**Objectives:**
**a)** Answer these questions from the Cold War universities excerpt:
(i) Who wrote *Cold War University: Madison and the New Left in the 1960s*?
(ii) According to Levin, what did the federal government do after WWII and in the early years of the Cold War?
(iii) What did large universities like Madison experience at the same time?
**b)** Pick up the Cold War universities excerpt after its final sentence and continue it.

---------- Text excerpt ----------

During the Cold War, large universities across the country served as a breeding ground for protest movements and student activism at large. Combined with dramatic changes in education funding and increased technological emphasis, they came to be known as “Cold War Universities.”

Close to home, the University of Wisconsin-Madison was an example of this concept, says Matthew Levin. He's the author of Cold War University: Madison and the New Left in the 1960s.

“What defines it is [a] development in higher education after WWII, the early years of the Cold War, where the federal government kind of steps in in ways that it hadn’t done before,” Levin says.

He adds that federal influence “changed some of the purposes of higher education” to focus more on improving national defense and keeping the U.S. on the cutting edge of the technological race against the Soviets. 

At the same time, large universities like Madison experienced a huge influx of students.

---------- Data ----------

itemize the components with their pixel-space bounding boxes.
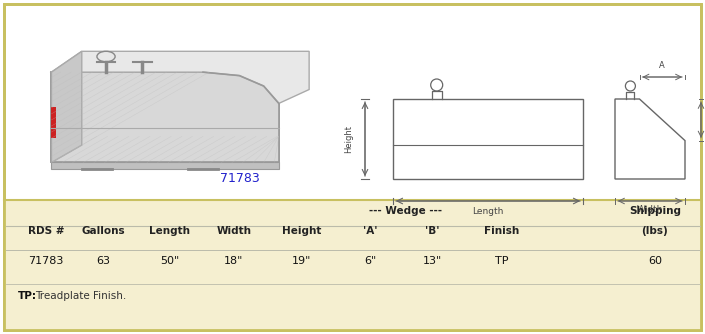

----------

**Final results:**
**a)**
(i) Matthew Levin.
(ii) It stepped into higher education in ways it hadn't done before.
(iii) A huge influx of students.

**b)**
“You of course get the returning veterans after WWII, and then later on you get the baby boom generation,” Levin explains. “You definitely get students that are influenced in ways by the culture around them that didn’t exist prior to the Cold War . . . growing up in a time of constant threat that had not existed in the past.” This threat, of course, was the introduction of nuclear weaponry. 

Levin says this atmosphere helped to create what he calls the contradictions of Cold War-era higher education.

“Along with the increasing student body, you get more and more students who are more likely to question what they’re seeing around them,” he says. “So even as the Cold War is expanding universities and changing [their] direction in some ways, it’s feeding this emergence of dissent.” 

But what made UW-Madison distinct from other Cold War universities? While student activism was common to many large universities, Levin says Madison students and faculty were busy theorizing on how to “make this movement into something lasting.” Levin points to Madison’s “intellectual community,” a unique environment filled with “professors who are engaged in kind of a intellectual project to rethink American policies, especially foreign policy; to consider what a new direction on the left what look like.” 

Additionally, while many student protest movements centered around anti-Vietnam War demonstrations, Levin says the goals of Madison protesters were more focused.

“The students don’t just go out and demonstrate against the Vietnam War in an ambiguous sense,” he says. Students were able to “focus in on the university and its sponsorship, its participation in the Vietnam War and in the Cold War, and its close partnership with the federal government.”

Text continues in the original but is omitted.